### Written exercise:
In the lines below, how many hold the word "English"? Answer only with the number.

+++ Supplied material

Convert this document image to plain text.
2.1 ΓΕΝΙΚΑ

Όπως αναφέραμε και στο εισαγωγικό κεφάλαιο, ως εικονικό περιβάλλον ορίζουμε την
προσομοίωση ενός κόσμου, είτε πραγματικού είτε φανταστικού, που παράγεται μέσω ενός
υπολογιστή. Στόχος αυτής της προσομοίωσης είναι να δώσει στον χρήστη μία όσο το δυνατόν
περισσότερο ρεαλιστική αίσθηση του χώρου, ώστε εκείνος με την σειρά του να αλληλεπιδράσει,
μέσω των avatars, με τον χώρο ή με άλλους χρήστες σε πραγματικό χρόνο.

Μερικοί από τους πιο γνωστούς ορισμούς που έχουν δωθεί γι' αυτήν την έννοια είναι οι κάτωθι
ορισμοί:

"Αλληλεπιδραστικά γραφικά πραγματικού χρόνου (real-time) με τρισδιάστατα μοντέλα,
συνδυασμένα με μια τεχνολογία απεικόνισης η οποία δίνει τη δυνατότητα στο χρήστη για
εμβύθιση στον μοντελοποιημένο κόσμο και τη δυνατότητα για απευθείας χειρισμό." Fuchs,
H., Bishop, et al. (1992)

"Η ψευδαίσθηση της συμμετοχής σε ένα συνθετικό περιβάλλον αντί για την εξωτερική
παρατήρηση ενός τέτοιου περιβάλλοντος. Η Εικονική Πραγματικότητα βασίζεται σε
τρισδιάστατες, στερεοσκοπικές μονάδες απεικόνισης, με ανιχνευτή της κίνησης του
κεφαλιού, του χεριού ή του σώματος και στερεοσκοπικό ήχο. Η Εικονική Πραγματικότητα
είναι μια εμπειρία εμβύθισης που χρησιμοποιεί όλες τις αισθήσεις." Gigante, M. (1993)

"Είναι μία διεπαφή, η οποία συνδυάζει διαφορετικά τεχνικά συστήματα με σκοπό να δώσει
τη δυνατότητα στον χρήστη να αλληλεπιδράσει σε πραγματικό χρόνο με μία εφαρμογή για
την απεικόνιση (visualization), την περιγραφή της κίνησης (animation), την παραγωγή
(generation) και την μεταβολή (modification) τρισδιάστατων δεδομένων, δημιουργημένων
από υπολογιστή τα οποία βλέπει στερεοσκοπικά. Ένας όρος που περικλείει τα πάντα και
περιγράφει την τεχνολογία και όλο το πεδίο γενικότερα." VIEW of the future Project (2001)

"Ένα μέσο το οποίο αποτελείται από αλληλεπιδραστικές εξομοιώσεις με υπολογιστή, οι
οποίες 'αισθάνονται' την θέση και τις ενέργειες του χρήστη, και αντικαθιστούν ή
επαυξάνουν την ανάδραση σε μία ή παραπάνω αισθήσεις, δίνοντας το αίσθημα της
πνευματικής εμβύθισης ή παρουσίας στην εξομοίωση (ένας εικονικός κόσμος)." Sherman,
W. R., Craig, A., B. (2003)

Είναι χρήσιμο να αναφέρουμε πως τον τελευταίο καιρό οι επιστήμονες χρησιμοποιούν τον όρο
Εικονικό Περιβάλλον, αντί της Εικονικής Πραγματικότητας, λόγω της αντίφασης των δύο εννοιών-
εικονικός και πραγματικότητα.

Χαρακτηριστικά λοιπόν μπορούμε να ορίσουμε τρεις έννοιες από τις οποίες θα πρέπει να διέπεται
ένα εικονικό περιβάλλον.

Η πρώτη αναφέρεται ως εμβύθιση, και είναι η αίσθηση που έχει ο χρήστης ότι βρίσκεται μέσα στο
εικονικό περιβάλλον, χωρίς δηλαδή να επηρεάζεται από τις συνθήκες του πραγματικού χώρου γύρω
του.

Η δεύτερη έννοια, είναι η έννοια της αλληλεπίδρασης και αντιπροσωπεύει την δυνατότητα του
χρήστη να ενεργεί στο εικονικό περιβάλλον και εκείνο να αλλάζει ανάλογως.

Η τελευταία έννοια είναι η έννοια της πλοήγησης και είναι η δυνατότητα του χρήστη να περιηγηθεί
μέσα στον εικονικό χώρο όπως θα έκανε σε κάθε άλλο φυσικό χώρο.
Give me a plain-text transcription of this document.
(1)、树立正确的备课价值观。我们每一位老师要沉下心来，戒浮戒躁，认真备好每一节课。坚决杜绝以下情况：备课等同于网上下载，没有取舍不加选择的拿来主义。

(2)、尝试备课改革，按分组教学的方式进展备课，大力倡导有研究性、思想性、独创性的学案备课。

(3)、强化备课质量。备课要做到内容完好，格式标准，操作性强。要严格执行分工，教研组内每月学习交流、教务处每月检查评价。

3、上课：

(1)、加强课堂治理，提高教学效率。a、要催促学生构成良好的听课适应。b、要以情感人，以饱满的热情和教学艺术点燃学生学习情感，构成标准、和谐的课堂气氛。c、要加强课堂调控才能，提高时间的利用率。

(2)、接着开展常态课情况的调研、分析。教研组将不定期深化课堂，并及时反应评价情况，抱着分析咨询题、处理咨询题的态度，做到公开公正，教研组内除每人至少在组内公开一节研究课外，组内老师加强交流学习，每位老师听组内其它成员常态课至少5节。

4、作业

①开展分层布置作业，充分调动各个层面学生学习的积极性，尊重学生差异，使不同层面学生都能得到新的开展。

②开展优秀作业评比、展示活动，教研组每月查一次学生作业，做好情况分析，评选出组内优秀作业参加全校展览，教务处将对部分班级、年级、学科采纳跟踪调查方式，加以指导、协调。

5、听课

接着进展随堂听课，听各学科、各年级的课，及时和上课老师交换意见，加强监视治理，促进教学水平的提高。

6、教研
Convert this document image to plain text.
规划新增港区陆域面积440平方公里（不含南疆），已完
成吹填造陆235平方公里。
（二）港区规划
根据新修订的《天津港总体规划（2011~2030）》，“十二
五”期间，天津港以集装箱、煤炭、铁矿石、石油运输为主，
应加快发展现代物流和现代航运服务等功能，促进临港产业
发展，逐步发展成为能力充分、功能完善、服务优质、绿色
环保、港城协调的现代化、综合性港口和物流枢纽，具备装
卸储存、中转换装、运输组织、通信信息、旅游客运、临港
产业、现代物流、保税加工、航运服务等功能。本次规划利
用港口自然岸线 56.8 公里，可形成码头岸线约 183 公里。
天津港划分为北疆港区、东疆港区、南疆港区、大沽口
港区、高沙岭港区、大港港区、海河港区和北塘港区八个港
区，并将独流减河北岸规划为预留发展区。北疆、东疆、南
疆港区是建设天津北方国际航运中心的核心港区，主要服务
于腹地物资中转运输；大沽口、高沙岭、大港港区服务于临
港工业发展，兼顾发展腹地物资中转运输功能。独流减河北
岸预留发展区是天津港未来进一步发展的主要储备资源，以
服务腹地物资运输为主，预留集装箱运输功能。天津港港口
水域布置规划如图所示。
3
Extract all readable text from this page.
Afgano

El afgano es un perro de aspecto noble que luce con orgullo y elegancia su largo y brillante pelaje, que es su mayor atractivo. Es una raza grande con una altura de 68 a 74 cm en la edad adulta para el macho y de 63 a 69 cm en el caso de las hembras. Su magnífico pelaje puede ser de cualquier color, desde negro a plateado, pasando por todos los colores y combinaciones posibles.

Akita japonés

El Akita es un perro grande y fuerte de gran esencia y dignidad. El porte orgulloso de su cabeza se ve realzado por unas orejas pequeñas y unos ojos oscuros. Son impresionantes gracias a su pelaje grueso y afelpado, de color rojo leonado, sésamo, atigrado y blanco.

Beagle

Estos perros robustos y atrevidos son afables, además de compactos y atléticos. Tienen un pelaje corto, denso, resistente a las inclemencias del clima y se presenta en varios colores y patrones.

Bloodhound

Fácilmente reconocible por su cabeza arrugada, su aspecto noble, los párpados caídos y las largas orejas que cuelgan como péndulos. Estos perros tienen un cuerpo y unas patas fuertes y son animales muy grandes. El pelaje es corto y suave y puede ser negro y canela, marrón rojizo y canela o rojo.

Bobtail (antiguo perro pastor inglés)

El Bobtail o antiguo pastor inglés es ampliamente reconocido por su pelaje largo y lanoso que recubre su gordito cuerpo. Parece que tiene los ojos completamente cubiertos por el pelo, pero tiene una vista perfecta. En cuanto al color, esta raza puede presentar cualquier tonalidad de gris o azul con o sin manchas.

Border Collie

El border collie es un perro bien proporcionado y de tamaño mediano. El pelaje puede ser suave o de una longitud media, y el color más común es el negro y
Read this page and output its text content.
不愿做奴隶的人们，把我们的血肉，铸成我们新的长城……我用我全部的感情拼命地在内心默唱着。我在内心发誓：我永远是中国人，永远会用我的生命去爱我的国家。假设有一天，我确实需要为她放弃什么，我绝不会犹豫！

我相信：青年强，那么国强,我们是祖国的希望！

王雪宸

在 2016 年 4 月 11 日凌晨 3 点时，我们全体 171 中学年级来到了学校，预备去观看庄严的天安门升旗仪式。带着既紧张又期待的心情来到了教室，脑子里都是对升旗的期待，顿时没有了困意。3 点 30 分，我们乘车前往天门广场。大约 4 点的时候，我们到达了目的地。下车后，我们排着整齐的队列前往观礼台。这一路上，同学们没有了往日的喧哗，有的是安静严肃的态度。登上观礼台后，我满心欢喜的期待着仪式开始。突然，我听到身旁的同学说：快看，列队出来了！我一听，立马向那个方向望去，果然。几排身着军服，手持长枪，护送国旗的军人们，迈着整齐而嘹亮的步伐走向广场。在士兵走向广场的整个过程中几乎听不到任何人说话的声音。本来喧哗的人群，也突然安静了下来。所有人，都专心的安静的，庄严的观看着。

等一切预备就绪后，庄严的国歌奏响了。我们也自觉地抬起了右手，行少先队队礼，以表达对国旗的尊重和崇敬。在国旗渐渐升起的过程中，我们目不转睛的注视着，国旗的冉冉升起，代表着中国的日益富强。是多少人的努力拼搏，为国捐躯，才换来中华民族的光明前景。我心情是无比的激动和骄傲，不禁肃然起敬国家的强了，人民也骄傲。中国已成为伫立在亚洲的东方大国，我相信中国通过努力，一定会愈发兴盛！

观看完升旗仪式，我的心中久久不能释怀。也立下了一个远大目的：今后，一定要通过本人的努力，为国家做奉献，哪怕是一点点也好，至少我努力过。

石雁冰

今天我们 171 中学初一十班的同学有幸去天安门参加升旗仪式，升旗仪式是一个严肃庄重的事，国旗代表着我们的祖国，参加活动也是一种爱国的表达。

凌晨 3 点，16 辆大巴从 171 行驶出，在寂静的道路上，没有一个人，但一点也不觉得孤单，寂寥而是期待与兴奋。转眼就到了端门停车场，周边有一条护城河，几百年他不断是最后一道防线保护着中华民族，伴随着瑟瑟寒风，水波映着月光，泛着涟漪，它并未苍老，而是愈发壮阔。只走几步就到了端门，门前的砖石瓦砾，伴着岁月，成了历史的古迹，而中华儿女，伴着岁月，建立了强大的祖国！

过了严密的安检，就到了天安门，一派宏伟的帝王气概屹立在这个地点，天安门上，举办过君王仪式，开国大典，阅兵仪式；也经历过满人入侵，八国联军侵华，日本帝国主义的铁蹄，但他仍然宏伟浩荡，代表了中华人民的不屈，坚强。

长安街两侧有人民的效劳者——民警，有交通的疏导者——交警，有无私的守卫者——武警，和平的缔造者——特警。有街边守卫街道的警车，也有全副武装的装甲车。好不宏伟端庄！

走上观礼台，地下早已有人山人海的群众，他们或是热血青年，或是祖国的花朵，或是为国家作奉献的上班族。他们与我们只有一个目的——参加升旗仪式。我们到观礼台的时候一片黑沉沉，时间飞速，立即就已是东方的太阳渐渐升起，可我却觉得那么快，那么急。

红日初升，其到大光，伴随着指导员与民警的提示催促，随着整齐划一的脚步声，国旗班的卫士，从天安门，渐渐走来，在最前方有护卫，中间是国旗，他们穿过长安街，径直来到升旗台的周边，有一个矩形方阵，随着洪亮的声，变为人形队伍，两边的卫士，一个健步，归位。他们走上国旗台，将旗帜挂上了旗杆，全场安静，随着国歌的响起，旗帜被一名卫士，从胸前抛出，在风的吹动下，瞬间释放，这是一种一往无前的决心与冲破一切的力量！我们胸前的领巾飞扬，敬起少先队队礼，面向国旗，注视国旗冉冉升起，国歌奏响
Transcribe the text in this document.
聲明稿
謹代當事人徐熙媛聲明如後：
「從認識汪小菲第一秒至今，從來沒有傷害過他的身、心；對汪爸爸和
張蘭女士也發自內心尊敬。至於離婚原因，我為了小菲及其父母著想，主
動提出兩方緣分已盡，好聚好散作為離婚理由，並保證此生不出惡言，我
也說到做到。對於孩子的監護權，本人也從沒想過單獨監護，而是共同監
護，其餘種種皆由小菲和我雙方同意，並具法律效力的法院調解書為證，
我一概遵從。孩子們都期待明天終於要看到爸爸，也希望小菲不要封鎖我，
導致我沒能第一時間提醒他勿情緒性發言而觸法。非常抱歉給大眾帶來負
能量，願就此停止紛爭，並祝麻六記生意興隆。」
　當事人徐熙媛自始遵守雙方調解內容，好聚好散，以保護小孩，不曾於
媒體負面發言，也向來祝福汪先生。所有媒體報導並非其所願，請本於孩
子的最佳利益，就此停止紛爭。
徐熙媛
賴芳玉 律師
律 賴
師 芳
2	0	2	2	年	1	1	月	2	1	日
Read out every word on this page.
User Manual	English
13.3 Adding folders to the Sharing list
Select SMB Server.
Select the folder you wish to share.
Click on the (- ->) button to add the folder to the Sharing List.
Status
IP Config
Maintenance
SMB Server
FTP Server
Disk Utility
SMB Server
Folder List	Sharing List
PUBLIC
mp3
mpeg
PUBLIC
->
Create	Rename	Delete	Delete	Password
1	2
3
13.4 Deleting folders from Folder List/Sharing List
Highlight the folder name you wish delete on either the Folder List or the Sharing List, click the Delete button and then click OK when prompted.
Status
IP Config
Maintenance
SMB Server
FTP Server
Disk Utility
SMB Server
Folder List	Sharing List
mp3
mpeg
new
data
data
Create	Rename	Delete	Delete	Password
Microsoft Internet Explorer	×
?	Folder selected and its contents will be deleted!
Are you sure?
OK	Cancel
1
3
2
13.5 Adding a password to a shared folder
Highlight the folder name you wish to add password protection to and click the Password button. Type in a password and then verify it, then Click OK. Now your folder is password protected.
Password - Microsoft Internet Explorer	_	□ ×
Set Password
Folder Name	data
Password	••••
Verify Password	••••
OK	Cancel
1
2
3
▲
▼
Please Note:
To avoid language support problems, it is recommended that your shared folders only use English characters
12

++++++

### The reply:
2